**Aim:** Search the data for the word "fellowship" and copy every line where it occurs.

**Material:**
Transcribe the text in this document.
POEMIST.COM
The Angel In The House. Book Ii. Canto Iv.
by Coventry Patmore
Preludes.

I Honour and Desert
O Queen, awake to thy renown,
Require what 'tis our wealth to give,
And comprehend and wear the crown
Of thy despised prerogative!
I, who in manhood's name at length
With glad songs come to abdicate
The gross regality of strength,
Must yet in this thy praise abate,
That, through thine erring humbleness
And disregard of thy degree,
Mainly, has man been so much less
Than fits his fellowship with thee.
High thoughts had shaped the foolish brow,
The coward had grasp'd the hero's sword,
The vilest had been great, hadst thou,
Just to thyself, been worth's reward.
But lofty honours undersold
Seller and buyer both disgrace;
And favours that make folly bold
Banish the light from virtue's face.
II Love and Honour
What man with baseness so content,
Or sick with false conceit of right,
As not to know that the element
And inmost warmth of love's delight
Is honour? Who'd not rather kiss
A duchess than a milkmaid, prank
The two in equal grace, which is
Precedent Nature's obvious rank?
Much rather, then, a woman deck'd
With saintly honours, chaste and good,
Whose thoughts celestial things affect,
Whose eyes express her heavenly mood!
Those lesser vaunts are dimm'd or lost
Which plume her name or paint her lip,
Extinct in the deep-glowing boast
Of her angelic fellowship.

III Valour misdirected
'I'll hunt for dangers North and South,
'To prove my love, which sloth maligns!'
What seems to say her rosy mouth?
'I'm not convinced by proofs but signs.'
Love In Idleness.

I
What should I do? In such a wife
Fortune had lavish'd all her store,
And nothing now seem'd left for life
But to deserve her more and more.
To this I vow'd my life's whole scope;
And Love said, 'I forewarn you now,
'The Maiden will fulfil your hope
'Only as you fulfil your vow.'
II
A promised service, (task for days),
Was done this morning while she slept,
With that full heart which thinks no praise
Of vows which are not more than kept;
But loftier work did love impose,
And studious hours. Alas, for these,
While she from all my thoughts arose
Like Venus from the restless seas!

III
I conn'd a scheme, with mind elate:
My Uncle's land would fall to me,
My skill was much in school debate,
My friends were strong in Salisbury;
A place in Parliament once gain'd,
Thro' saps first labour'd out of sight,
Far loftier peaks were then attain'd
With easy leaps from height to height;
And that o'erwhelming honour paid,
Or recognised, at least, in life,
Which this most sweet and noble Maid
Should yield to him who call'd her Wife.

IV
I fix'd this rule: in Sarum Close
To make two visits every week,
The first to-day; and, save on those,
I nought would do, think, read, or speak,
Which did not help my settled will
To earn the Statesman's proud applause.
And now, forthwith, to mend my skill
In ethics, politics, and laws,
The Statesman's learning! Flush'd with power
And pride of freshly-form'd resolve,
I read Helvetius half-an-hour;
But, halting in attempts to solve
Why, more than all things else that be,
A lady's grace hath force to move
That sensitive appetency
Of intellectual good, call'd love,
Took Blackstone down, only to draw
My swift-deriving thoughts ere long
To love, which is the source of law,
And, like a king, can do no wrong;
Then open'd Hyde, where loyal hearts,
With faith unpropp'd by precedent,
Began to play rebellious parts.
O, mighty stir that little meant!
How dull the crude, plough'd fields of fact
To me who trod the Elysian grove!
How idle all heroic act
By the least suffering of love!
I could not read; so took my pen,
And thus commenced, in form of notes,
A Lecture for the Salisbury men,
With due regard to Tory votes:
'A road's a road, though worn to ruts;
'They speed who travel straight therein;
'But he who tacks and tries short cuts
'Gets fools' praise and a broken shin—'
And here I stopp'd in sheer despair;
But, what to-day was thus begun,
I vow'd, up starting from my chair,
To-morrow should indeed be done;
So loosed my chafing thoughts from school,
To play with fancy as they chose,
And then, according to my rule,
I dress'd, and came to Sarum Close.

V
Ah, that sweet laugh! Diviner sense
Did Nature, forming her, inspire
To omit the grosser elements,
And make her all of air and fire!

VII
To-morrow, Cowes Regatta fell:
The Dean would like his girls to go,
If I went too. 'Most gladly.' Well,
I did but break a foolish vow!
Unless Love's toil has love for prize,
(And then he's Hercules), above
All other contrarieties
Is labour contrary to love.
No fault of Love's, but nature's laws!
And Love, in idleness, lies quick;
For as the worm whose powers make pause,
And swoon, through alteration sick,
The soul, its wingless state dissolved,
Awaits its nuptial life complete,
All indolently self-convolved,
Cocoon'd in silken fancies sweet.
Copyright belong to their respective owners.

...

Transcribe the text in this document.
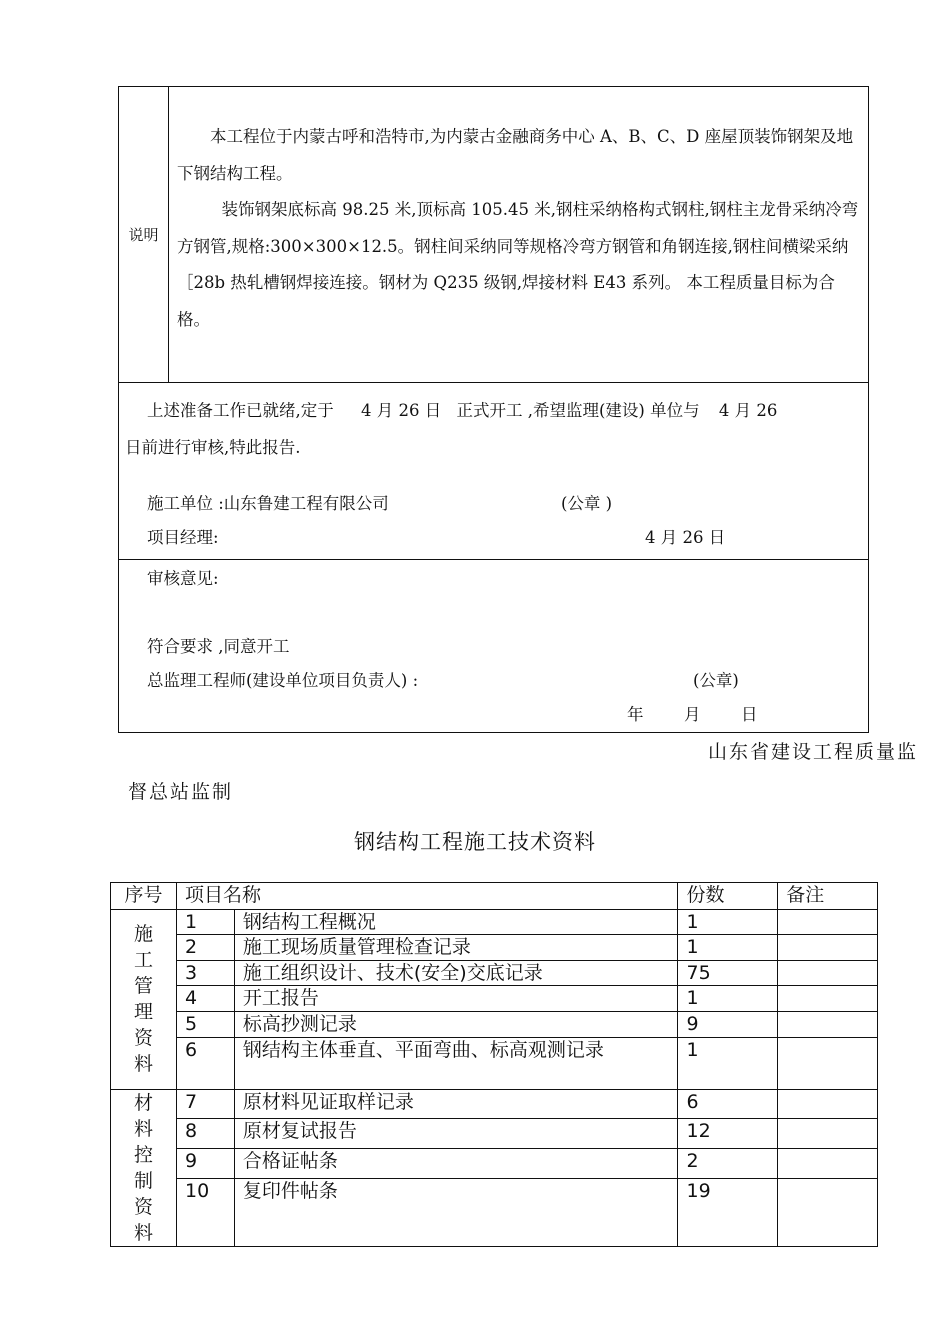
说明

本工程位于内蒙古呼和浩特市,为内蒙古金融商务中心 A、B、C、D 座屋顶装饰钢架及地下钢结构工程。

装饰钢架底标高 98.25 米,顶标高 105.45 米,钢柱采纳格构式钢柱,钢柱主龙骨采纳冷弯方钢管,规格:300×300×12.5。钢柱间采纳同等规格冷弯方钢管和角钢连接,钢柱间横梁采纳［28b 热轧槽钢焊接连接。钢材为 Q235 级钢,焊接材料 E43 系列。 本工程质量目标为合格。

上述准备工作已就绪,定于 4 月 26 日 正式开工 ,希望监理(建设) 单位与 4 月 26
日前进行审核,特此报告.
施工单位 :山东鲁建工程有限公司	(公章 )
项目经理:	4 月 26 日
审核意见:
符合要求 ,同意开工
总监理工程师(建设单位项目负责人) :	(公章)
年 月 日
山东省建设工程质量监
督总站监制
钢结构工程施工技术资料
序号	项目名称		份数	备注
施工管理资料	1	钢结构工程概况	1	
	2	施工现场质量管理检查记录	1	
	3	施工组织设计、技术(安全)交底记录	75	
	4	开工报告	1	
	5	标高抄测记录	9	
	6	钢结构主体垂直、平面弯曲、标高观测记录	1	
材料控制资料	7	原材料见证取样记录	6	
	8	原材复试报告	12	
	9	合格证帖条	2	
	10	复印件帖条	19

**Exercise result:**
Than fits his fellowship with thee.
Of her angelic fellowship.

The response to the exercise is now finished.